--- TASK DESCRIPTION ---
Find the lines holding the word "Freih" and collect them.

(Extracted data entries)
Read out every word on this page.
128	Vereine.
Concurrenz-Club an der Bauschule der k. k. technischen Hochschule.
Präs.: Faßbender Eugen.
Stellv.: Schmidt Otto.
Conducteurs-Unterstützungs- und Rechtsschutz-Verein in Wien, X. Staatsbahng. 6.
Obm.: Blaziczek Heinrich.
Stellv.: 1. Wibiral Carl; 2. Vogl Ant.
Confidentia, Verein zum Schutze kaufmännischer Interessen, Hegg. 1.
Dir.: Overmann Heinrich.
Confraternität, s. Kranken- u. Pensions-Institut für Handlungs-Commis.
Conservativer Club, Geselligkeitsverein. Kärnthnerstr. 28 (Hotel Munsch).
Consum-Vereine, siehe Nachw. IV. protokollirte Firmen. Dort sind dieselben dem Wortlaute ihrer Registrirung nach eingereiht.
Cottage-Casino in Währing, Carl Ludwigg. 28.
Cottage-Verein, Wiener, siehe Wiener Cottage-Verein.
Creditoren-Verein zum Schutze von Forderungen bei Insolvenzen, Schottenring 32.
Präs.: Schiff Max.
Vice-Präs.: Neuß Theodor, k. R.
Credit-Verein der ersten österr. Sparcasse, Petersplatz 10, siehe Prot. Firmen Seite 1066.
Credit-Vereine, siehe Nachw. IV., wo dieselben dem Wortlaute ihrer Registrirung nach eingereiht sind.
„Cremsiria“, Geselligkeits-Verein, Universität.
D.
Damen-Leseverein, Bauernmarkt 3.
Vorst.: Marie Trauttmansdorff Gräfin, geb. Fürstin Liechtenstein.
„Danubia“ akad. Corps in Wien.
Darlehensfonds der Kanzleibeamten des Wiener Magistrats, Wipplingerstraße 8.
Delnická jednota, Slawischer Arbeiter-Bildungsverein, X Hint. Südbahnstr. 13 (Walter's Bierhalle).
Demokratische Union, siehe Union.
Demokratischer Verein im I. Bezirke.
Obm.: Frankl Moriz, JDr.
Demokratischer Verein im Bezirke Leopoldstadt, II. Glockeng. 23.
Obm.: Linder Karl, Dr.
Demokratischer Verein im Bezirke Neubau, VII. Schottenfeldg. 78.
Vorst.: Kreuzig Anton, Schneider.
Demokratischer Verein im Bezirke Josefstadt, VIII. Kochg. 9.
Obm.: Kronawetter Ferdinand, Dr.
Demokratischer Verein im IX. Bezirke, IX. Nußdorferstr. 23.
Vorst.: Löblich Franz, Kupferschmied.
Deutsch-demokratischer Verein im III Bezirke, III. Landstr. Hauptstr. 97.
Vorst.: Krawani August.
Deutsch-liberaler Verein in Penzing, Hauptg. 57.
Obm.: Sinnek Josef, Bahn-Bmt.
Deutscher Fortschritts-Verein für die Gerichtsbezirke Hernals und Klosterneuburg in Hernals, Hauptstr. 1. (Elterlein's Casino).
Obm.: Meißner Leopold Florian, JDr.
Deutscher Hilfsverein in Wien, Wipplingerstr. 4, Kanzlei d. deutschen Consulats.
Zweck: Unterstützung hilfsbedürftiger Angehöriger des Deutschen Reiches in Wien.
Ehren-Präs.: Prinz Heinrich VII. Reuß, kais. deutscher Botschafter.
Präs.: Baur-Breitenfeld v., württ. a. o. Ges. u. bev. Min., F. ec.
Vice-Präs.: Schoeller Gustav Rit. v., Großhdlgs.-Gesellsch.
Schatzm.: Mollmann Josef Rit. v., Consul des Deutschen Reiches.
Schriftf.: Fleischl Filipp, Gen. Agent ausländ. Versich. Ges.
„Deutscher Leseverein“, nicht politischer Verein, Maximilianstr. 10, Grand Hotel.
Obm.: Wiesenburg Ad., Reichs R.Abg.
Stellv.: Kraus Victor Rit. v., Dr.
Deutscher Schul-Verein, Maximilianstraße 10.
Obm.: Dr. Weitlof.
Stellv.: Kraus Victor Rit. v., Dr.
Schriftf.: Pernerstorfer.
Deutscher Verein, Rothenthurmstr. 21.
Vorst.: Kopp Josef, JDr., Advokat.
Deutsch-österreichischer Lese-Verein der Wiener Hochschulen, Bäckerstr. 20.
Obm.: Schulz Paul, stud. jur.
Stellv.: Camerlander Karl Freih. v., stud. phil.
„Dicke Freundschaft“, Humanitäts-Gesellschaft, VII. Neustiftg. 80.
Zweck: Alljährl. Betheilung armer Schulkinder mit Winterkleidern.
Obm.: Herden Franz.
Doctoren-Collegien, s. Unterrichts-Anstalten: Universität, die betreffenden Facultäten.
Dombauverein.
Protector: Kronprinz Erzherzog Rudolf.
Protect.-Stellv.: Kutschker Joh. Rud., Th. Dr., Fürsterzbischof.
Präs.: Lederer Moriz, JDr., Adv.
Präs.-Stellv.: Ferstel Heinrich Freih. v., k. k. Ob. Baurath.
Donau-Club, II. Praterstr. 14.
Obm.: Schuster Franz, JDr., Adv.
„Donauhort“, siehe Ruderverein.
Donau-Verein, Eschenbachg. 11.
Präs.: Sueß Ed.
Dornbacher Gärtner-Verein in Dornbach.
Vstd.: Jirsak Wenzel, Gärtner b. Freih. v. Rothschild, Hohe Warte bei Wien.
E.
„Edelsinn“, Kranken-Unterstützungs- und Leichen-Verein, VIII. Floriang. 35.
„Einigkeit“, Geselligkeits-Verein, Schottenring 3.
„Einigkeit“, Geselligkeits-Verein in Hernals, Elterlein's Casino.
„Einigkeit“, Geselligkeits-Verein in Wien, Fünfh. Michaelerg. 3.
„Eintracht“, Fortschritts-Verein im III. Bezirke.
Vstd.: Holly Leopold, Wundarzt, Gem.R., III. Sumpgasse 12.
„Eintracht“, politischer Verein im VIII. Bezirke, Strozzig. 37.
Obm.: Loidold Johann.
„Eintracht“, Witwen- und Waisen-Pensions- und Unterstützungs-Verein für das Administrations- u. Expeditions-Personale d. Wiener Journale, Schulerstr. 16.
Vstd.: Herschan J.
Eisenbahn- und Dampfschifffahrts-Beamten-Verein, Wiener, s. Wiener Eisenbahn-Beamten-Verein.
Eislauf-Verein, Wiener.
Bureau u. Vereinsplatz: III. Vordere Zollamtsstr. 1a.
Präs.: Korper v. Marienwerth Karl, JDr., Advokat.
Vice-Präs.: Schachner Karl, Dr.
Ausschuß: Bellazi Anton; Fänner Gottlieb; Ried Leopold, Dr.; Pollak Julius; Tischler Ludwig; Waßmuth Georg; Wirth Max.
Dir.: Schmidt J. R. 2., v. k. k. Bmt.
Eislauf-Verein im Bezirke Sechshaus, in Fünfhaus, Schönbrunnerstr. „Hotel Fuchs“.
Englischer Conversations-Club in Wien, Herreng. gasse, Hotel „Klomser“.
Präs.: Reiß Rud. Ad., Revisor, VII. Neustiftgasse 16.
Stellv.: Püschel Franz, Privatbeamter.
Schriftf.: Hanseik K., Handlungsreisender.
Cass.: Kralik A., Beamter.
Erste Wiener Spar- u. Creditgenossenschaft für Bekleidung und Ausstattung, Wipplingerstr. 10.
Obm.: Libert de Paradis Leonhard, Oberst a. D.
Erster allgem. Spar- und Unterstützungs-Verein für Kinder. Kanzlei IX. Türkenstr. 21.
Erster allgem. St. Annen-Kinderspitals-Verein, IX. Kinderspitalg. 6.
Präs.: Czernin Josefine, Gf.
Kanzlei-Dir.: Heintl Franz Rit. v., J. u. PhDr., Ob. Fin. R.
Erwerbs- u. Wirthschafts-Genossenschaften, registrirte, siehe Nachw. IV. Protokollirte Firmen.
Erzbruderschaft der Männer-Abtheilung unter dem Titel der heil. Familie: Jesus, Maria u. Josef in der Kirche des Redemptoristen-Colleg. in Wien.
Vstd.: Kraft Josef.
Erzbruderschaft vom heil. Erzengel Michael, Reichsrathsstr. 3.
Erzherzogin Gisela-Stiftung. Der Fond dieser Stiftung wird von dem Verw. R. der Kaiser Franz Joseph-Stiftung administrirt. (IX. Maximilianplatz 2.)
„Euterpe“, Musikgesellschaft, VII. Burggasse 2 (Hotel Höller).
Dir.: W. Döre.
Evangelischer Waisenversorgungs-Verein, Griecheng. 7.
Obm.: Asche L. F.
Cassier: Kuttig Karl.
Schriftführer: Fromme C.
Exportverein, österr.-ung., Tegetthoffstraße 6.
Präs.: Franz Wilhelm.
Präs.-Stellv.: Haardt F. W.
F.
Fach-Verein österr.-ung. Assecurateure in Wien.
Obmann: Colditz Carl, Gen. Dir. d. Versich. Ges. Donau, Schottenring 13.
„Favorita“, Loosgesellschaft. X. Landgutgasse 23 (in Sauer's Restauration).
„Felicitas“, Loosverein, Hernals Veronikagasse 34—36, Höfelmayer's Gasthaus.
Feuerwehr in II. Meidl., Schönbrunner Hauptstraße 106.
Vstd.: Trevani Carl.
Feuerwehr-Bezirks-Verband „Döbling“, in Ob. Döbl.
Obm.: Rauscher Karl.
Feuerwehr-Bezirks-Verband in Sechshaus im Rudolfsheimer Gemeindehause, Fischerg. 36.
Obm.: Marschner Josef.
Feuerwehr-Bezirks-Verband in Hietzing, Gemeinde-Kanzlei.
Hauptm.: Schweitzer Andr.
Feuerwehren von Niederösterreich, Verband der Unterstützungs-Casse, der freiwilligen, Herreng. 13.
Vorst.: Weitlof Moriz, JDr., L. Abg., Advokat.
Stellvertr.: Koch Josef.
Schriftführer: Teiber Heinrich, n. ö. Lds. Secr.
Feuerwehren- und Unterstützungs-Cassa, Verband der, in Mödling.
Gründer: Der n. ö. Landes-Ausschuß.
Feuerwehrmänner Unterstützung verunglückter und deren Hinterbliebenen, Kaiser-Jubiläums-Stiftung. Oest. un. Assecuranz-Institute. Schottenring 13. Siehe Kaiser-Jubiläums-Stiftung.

--- WORKED SOLUTION ---
Stellv.: Camerlander Karl Freih. v., stud. phil.
Präs.-Stellv.: Ferstel Heinrich Freih. v., k. k. Ob. Baurath.
Vstd.: Jirsak Wenzel, Gärtner b. Freih. v. Rothschild, Hohe Warte bei Wien.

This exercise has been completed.